─── Records to process ───

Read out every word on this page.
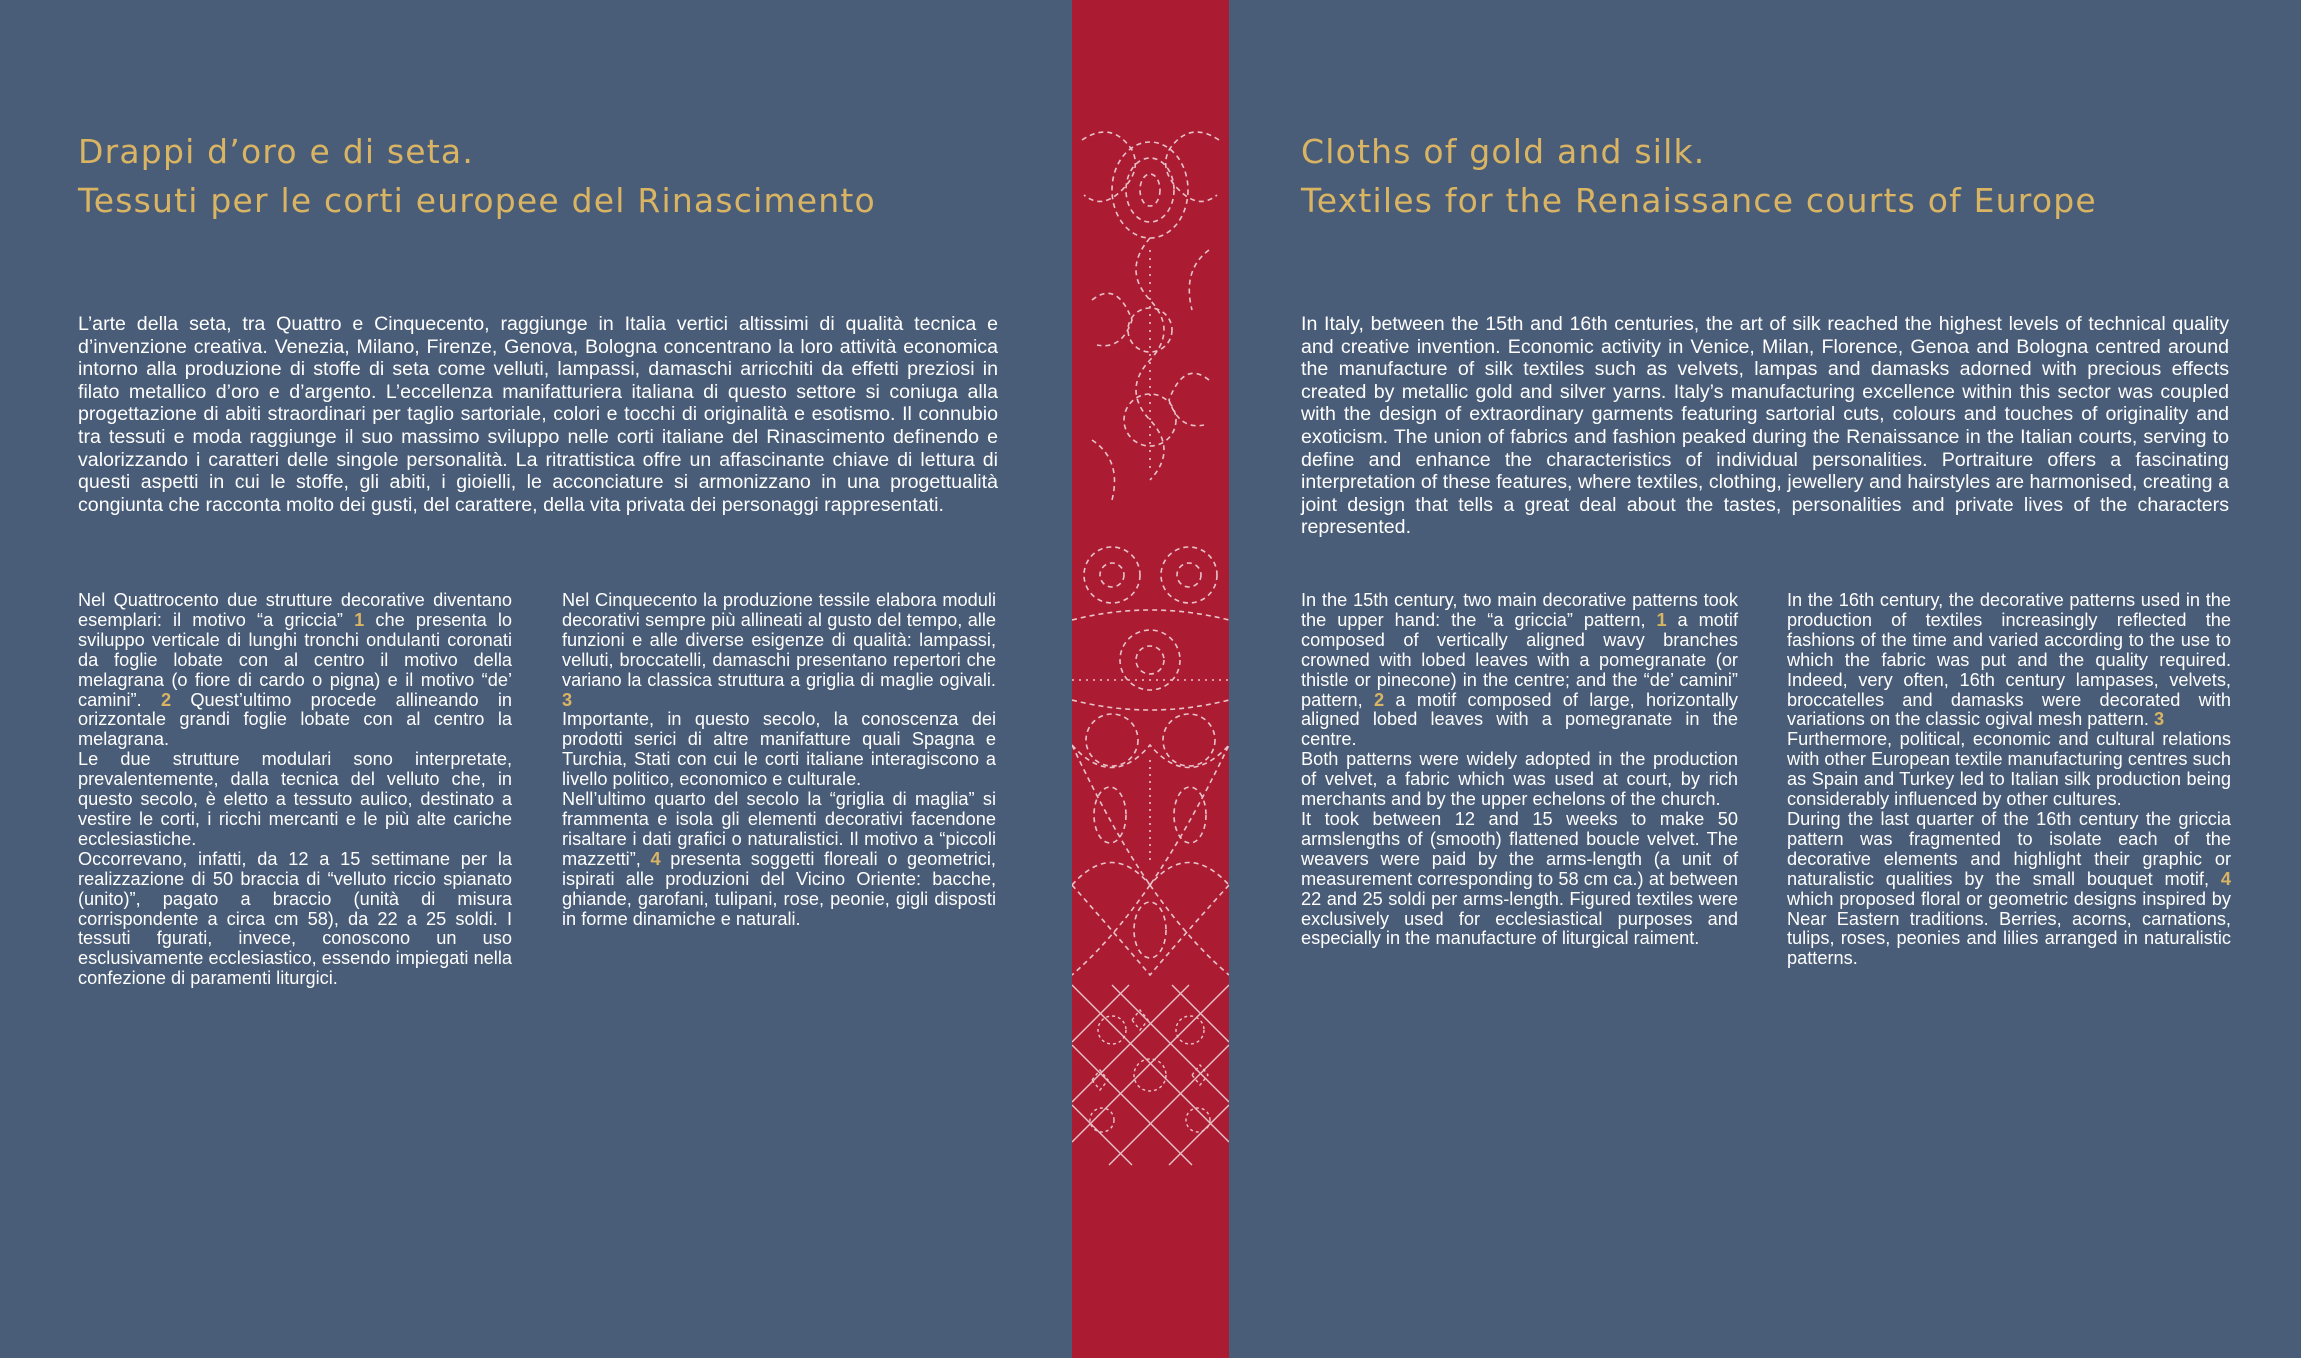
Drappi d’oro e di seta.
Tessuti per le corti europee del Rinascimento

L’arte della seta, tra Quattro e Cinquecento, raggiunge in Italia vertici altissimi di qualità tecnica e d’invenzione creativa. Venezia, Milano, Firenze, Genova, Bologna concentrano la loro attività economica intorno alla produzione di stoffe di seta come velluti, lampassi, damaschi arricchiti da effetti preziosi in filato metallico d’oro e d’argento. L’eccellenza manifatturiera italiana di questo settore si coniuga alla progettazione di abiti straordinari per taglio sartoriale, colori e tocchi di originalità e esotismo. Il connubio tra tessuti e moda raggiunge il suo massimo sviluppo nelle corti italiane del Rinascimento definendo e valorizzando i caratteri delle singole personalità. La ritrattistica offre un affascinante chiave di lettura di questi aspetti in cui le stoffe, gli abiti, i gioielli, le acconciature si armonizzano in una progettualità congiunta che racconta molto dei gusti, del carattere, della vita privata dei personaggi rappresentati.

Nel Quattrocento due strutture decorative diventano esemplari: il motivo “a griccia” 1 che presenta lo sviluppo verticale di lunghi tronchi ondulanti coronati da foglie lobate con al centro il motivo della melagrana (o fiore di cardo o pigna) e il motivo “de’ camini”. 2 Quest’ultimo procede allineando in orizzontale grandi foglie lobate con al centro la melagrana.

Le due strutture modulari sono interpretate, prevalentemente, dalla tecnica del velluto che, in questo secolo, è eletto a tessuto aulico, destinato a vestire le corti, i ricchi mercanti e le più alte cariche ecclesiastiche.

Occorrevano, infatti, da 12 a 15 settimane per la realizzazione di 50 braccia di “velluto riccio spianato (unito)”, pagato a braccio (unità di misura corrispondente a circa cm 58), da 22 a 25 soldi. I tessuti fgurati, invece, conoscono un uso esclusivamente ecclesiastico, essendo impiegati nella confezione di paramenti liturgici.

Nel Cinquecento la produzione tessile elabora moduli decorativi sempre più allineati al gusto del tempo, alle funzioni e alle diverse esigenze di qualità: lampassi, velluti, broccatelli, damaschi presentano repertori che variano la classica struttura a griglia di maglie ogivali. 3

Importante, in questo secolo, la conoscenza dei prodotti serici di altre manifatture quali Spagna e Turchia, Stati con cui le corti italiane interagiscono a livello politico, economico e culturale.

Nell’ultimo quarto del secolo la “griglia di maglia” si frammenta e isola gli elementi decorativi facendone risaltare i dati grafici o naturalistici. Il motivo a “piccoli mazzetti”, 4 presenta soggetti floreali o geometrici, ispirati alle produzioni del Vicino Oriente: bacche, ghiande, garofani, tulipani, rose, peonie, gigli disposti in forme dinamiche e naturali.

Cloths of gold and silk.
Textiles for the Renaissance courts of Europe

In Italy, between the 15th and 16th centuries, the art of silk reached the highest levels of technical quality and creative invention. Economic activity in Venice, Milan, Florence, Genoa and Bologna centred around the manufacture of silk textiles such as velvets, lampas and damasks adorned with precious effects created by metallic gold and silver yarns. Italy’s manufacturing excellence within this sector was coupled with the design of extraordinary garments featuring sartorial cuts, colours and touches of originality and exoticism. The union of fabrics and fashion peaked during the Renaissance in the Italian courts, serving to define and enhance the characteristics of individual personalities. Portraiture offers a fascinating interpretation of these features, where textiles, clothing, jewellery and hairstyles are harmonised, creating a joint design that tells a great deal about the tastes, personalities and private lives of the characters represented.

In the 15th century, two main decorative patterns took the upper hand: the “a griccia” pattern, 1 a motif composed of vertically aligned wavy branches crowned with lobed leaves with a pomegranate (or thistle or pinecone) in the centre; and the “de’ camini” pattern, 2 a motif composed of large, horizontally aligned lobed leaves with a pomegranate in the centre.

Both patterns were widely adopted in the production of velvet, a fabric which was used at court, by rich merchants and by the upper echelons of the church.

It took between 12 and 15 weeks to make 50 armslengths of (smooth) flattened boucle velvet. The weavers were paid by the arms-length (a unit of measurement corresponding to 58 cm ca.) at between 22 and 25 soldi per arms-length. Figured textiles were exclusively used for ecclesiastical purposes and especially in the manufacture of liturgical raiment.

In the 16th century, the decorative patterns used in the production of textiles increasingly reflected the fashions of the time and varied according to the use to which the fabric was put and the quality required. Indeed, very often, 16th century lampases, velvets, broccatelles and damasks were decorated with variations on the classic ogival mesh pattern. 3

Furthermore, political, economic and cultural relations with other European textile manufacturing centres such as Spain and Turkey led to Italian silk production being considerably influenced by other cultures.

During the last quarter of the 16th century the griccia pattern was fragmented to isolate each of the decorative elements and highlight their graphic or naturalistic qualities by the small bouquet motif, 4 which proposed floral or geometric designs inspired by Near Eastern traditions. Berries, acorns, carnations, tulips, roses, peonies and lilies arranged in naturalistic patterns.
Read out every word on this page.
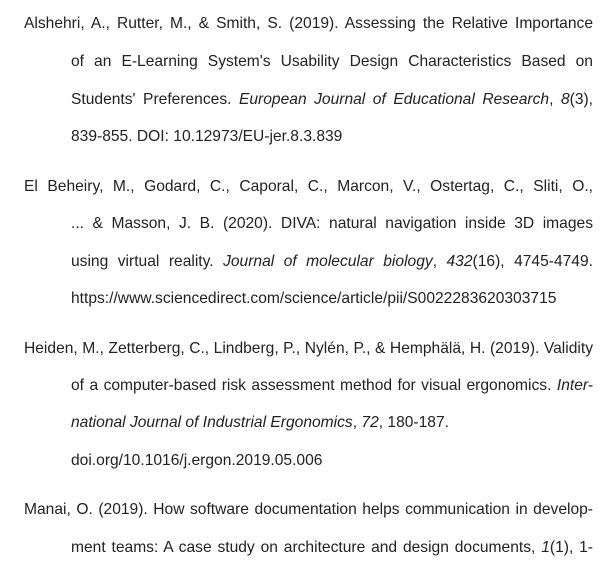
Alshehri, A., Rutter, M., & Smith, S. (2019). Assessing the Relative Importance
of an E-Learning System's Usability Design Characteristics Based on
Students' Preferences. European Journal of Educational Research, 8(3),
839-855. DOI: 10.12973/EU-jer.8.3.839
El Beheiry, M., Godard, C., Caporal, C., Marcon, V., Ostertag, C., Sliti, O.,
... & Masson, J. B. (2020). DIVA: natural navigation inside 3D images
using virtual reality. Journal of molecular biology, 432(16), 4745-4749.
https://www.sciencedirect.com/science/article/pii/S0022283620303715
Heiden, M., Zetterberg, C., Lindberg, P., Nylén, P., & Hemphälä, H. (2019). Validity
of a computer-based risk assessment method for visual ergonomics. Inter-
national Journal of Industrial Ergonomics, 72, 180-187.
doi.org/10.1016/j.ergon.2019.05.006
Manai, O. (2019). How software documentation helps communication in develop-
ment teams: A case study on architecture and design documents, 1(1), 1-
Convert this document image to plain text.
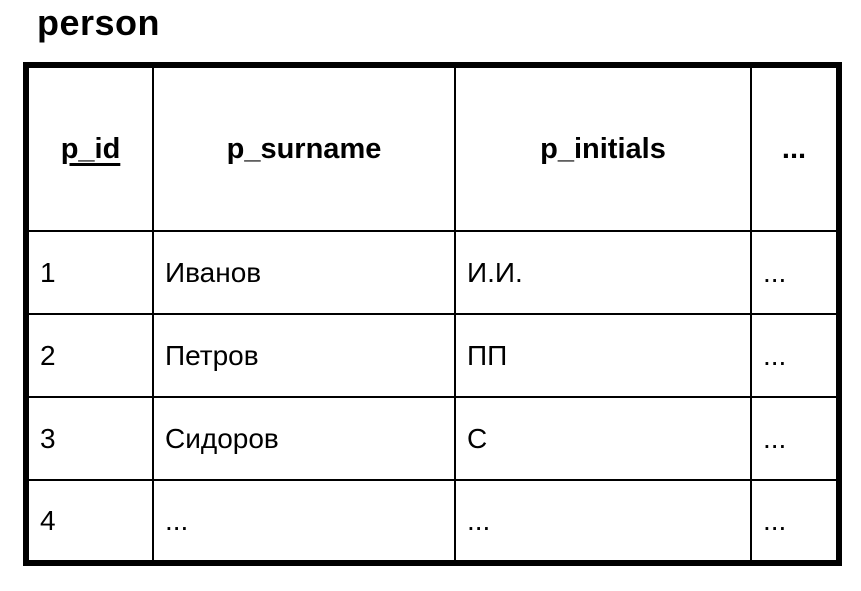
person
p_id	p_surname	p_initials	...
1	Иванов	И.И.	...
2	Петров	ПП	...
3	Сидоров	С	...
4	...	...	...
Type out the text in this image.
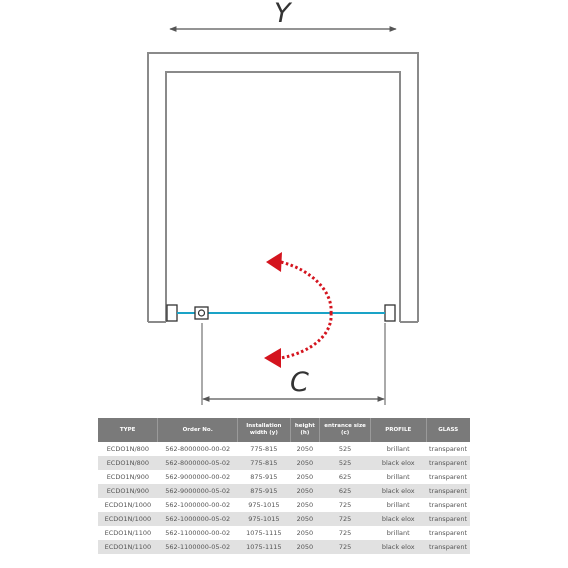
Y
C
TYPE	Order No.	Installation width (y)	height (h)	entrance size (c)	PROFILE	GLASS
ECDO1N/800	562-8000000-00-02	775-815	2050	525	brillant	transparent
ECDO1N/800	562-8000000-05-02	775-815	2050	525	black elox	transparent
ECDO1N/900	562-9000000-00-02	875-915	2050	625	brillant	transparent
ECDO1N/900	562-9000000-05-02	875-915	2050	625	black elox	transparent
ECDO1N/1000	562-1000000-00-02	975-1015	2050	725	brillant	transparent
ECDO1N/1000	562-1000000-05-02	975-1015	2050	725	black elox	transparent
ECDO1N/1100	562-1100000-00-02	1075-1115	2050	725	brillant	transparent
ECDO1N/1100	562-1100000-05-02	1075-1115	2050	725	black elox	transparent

───

Goal.
Give all the lines above again, character for character, without pictures.

Written answer.
Read out every word on this page.
Drappi d’oro e di seta.
Tessuti per le corti europee del Rinascimento

L’arte della seta, tra Quattro e Cinquecento, raggiunge in Italia vertici altissimi di qualità tecnica e d’invenzione creativa. Venezia, Milano, Firenze, Genova, Bologna concentrano la loro attività economica intorno alla produzione di stoffe di seta come velluti, lampassi, damaschi arricchiti da effetti preziosi in filato metallico d’oro e d’argento. L’eccellenza manifatturiera italiana di questo settore si coniuga alla progettazione di abiti straordinari per taglio sartoriale, colori e tocchi di originalità e esotismo. Il connubio tra tessuti e moda raggiunge il suo massimo sviluppo nelle corti italiane del Rinascimento definendo e valorizzando i caratteri delle singole personalità. La ritrattistica offre un affascinante chiave di lettura di questi aspetti in cui le stoffe, gli abiti, i gioielli, le acconciature si armonizzano in una progettualità congiunta che racconta molto dei gusti, del carattere, della vita privata dei personaggi rappresentati.

Nel Quattrocento due strutture decorative diventano esemplari: il motivo “a griccia” 1 che presenta lo sviluppo verticale di lunghi tronchi ondulanti coronati da foglie lobate con al centro il motivo della melagrana (o fiore di cardo o pigna) e il motivo “de’ camini”. 2 Quest’ultimo procede allineando in orizzontale grandi foglie lobate con al centro la melagrana.

Le due strutture modulari sono interpretate, prevalentemente, dalla tecnica del velluto che, in questo secolo, è eletto a tessuto aulico, destinato a vestire le corti, i ricchi mercanti e le più alte cariche ecclesiastiche.

Occorrevano, infatti, da 12 a 15 settimane per la realizzazione di 50 braccia di “velluto riccio spianato (unito)”, pagato a braccio (unità di misura corrispondente a circa cm 58), da 22 a 25 soldi. I tessuti fgurati, invece, conoscono un uso esclusivamente ecclesiastico, essendo impiegati nella confezione di paramenti liturgici.

Nel Cinquecento la produzione tessile elabora moduli decorativi sempre più allineati al gusto del tempo, alle funzioni e alle diverse esigenze di qualità: lampassi, velluti, broccatelli, damaschi presentano repertori che variano la classica struttura a griglia di maglie ogivali. 3

Importante, in questo secolo, la conoscenza dei prodotti serici di altre manifatture quali Spagna e Turchia, Stati con cui le corti italiane interagiscono a livello politico, economico e culturale.

Nell’ultimo quarto del secolo la “griglia di maglia” si frammenta e isola gli elementi decorativi facendone risaltare i dati grafici o naturalistici. Il motivo a “piccoli mazzetti”, 4 presenta soggetti floreali o geometrici, ispirati alle produzioni del Vicino Oriente: bacche, ghiande, garofani, tulipani, rose, peonie, gigli disposti in forme dinamiche e naturali.

Cloths of gold and silk.
Textiles for the Renaissance courts of Europe

In Italy, between the 15th and 16th centuries, the art of silk reached the highest levels of technical quality and creative invention. Economic activity in Venice, Milan, Florence, Genoa and Bologna centred around the manufacture of silk textiles such as velvets, lampas and damasks adorned with precious effects created by metallic gold and silver yarns. Italy’s manufacturing excellence within this sector was coupled with the design of extraordinary garments featuring sartorial cuts, colours and touches of originality and exoticism. The union of fabrics and fashion peaked during the Renaissance in the Italian courts, serving to define and enhance the characteristics of individual personalities. Portraiture offers a fascinating interpretation of these features, where textiles, clothing, jewellery and hairstyles are harmonised, creating a joint design that tells a great deal about the tastes, personalities and private lives of the characters represented.

In the 15th century, two main decorative patterns took the upper hand: the “a griccia” pattern, 1 a motif composed of vertically aligned wavy branches crowned with lobed leaves with a pomegranate (or thistle or pinecone) in the centre; and the “de’ camini” pattern, 2 a motif composed of large, horizontally aligned lobed leaves with a pomegranate in the centre.

Both patterns were widely adopted in the production of velvet, a fabric which was used at court, by rich merchants and by the upper echelons of the church.

It took between 12 and 15 weeks to make 50 armslengths of (smooth) flattened boucle velvet. The weavers were paid by the arms-length (a unit of measurement corresponding to 58 cm ca.) at between 22 and 25 soldi per arms-length. Figured textiles were exclusively used for ecclesiastical purposes and especially in the manufacture of liturgical raiment.

In the 16th century, the decorative patterns used in the production of textiles increasingly reflected the fashions of the time and varied according to the use to which the fabric was put and the quality required. Indeed, very often, 16th century lampases, velvets, broccatelles and damasks were decorated with variations on the classic ogival mesh pattern. 3

Furthermore, political, economic and cultural relations with other European textile manufacturing centres such as Spain and Turkey led to Italian silk production being considerably influenced by other cultures.

During the last quarter of the 16th century the griccia pattern was fragmented to isolate each of the decorative elements and highlight their graphic or naturalistic qualities by the small bouquet motif, 4 which proposed floral or geometric designs inspired by Near Eastern traditions. Berries, acorns, carnations, tulips, roses, peonies and lilies arranged in naturalistic patterns.
Read out every word on this page.
Alshehri, A., Rutter, M., & Smith, S. (2019). Assessing the Relative Importance
of an E-Learning System's Usability Design Characteristics Based on
Students' Preferences. European Journal of Educational Research, 8(3),
839-855. DOI: 10.12973/EU-jer.8.3.839
El Beheiry, M., Godard, C., Caporal, C., Marcon, V., Ostertag, C., Sliti, O.,
... & Masson, J. B. (2020). DIVA: natural navigation inside 3D images
using virtual reality. Journal of molecular biology, 432(16), 4745-4749.
https://www.sciencedirect.com/science/article/pii/S0022283620303715
Heiden, M., Zetterberg, C., Lindberg, P., Nylén, P., & Hemphälä, H. (2019). Validity
of a computer-based risk assessment method for visual ergonomics. Inter-
national Journal of Industrial Ergonomics, 72, 180-187.
doi.org/10.1016/j.ergon.2019.05.006
Manai, O. (2019). How software documentation helps communication in develop-
ment teams: A case study on architecture and design documents, 1(1), 1-
Convert this document image to plain text.
person
p_id	p_surname	p_initials	...
1	Иванов	И.И.	...
2	Петров	ПП	...
3	Сидоров	С	...
4	...	...	...
Type out the text in this image.
Y
C
TYPE	Order No.	Installation width (y)	height (h)	entrance size (c)	PROFILE	GLASS
ECDO1N/800	562-8000000-00-02	775-815	2050	525	brillant	transparent
ECDO1N/800	562-8000000-05-02	775-815	2050	525	black elox	transparent
ECDO1N/900	562-9000000-00-02	875-915	2050	625	brillant	transparent
ECDO1N/900	562-9000000-05-02	875-915	2050	625	black elox	transparent
ECDO1N/1000	562-1000000-00-02	975-1015	2050	725	brillant	transparent
ECDO1N/1000	562-1000000-05-02	975-1015	2050	725	black elox	transparent
ECDO1N/1100	562-1100000-00-02	1075-1115	2050	725	brillant	transparent
ECDO1N/1100	562-1100000-05-02	1075-1115	2050	725	black elox	transparent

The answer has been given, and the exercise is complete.